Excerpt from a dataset
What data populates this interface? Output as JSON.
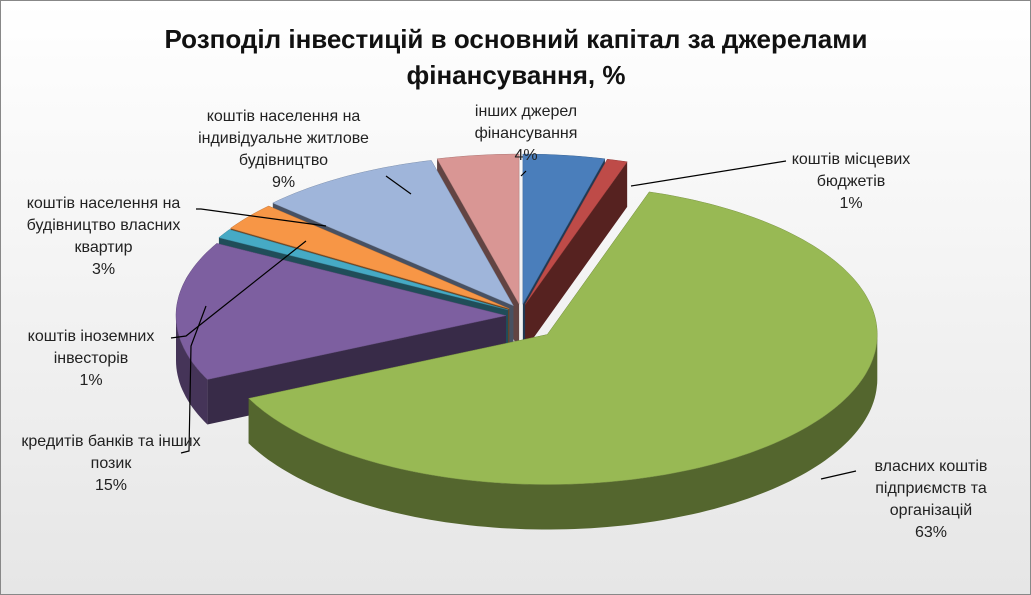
{
  "chart_data": {
    "type": "pie3d",
    "title": "Розподіл інвестицій в основний капітал за джерелами фінансування, %",
    "categories": [
      null,
      "коштів місцевих бюджетів",
      "власних коштів підприємств та організацій",
      "кредитів банків та інших позик",
      "коштів іноземних інвесторів",
      "коштів населення на будівництво власних квартир",
      "коштів населення на індивідуальне житлове будівництво",
      "інших джерел фінансування"
    ],
    "values": [
      4,
      1,
      63,
      15,
      1,
      3,
      9,
      4
    ],
    "value_labels": [
      null,
      "1%",
      "63%",
      "15%",
      "1%",
      "3%",
      "9%",
      "4%"
    ],
    "colors": [
      "#4a7ebb",
      "#be4b48",
      "#98b954",
      "#7d5fa0",
      "#46aac5",
      "#f79646",
      "#9fb5da",
      "#d99694"
    ]
  }
}
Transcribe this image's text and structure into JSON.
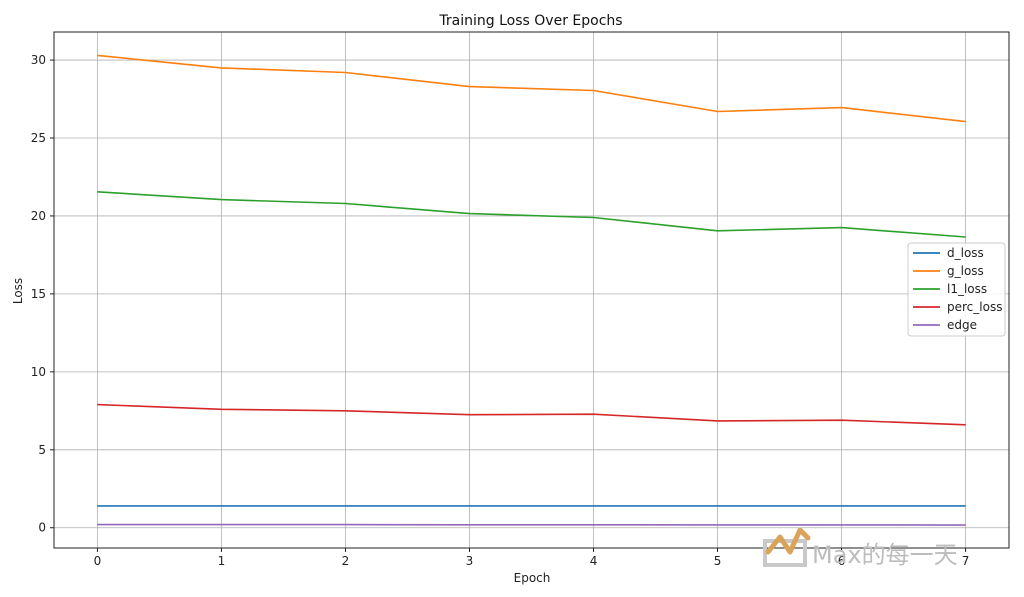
{
  "chart_data": {
    "type": "line",
    "title": "Training Loss Over Epochs",
    "xlabel": "Epoch",
    "ylabel": "Loss",
    "x": [
      0,
      1,
      2,
      3,
      4,
      5,
      6,
      7
    ],
    "xticks": [
      "0",
      "1",
      "2",
      "3",
      "4",
      "5",
      "6",
      "7"
    ],
    "yticks": [
      "0",
      "5",
      "10",
      "15",
      "20",
      "25",
      "30"
    ],
    "xlim": [
      -0.35,
      7.35
    ],
    "ylim": [
      -1.3,
      31.8
    ],
    "grid": true,
    "legend_position": "center-right",
    "series": [
      {
        "name": "d_loss",
        "color": "#1f77b4",
        "values": [
          1.4,
          1.4,
          1.4,
          1.4,
          1.4,
          1.4,
          1.4,
          1.4
        ]
      },
      {
        "name": "g_loss",
        "color": "#ff7f0e",
        "values": [
          30.3,
          29.5,
          29.2,
          28.3,
          28.05,
          26.7,
          26.95,
          26.05
        ]
      },
      {
        "name": "l1_loss",
        "color": "#2ca02c",
        "values": [
          21.55,
          21.05,
          20.8,
          20.15,
          19.9,
          19.05,
          19.25,
          18.65
        ]
      },
      {
        "name": "perc_loss",
        "color": "#d62728",
        "values": [
          7.9,
          7.6,
          7.5,
          7.25,
          7.28,
          6.85,
          6.9,
          6.6
        ]
      },
      {
        "name": "edge",
        "color": "#9467bd",
        "values": [
          0.2,
          0.2,
          0.2,
          0.19,
          0.19,
          0.18,
          0.18,
          0.17
        ]
      }
    ]
  },
  "watermark": {
    "text": "Max的每一天",
    "logo_color": "#d9a35a"
  }
}
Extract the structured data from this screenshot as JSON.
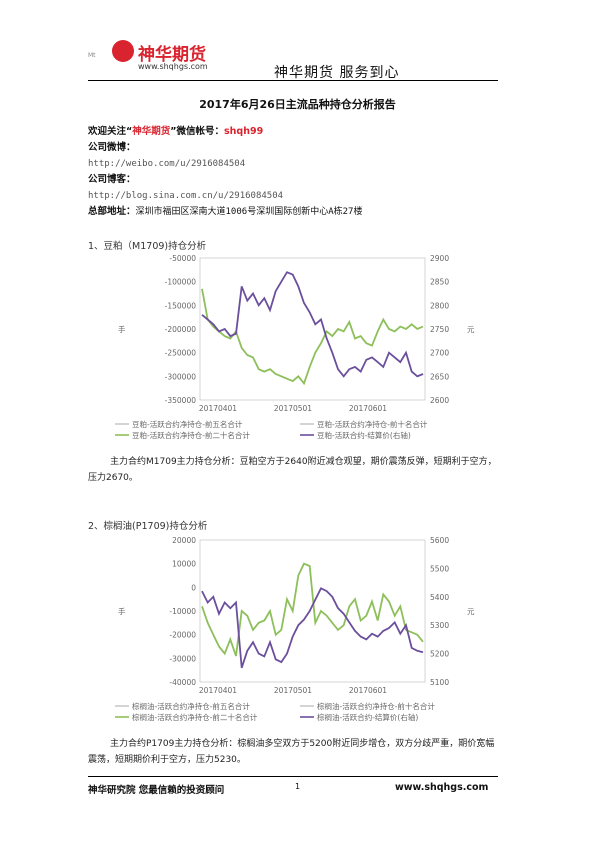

__Written exercise__:
From the entries above, return each line with the word "text" in it.

__Answer__:
Transcribe this image's text and structure into JSON.
    "text": "Max的每一天",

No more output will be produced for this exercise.